■ RECORDS FOR THE TASK:
___

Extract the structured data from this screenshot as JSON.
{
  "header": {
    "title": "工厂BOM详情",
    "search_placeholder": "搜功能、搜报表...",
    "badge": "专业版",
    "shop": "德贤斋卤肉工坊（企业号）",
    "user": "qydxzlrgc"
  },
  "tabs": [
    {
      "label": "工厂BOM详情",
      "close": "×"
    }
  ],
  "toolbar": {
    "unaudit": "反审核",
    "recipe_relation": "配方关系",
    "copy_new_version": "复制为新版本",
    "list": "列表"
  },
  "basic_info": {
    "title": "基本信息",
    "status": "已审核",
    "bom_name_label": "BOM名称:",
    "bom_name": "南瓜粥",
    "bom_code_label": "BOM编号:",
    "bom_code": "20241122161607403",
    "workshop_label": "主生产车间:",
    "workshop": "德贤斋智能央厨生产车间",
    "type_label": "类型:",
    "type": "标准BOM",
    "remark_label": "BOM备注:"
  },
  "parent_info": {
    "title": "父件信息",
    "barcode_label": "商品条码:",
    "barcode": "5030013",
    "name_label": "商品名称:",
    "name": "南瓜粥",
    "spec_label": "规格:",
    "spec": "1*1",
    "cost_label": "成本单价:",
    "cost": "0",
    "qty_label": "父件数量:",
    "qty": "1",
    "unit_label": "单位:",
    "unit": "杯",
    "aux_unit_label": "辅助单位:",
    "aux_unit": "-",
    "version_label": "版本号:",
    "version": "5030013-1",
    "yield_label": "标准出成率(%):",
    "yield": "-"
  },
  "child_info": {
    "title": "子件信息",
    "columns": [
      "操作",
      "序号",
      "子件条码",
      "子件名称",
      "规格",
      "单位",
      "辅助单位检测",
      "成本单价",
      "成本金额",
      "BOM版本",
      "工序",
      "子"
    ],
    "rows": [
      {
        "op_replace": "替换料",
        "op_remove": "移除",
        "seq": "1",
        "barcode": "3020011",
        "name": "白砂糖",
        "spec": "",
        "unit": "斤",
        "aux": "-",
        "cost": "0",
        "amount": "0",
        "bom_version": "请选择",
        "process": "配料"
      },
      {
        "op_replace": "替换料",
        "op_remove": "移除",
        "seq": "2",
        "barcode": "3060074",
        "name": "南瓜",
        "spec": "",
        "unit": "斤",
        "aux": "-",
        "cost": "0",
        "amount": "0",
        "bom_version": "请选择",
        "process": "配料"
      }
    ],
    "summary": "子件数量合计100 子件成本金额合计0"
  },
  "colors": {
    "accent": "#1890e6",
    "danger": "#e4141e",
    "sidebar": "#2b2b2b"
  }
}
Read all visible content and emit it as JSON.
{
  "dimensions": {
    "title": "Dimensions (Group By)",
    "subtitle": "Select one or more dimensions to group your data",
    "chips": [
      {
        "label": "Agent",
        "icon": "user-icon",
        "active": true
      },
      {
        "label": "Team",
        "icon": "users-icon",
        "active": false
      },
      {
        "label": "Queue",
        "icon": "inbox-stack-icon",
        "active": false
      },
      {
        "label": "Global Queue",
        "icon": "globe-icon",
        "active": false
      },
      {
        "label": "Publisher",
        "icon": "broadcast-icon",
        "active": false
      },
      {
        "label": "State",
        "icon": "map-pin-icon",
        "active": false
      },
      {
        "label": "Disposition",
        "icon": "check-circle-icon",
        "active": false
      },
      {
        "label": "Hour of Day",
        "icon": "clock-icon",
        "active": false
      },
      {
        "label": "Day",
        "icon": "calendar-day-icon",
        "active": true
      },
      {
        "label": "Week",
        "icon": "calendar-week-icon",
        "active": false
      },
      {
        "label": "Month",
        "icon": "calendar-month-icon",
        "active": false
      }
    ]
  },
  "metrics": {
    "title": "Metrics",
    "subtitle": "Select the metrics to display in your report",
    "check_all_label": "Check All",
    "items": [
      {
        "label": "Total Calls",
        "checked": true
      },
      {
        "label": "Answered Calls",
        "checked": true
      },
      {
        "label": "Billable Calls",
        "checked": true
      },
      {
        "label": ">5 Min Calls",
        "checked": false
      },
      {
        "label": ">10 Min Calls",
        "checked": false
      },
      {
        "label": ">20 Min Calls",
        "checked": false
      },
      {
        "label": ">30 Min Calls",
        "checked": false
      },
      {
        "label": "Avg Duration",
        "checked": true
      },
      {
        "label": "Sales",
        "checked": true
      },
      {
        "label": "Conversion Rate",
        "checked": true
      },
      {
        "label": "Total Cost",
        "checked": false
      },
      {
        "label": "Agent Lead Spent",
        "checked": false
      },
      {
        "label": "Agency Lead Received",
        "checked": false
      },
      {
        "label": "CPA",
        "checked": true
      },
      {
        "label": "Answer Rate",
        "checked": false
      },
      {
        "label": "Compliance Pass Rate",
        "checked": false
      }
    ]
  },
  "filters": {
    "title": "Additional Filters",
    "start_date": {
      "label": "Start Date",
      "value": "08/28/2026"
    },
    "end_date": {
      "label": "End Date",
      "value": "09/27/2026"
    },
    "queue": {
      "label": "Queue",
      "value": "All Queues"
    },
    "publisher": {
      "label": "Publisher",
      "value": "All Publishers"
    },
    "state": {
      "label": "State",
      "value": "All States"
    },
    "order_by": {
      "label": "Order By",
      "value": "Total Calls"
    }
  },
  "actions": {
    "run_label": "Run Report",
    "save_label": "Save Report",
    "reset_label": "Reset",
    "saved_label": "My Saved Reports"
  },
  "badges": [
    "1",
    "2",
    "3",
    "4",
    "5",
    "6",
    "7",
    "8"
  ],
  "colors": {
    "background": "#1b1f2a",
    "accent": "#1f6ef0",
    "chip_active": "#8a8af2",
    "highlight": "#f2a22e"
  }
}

___

Gather every line from the listing above in which "icon" appears, and copy those lines.

        "icon": "user-icon",
        "icon": "users-icon",
        "icon": "inbox-stack-icon",
        "icon": "globe-icon",
        "icon": "broadcast-icon",
        "icon": "map-pin-icon",
        "icon": "check-circle-icon",
        "icon": "clock-icon",
        "icon": "calendar-day-icon",
        "icon": "calendar-week-icon",
        "icon": "calendar-month-icon",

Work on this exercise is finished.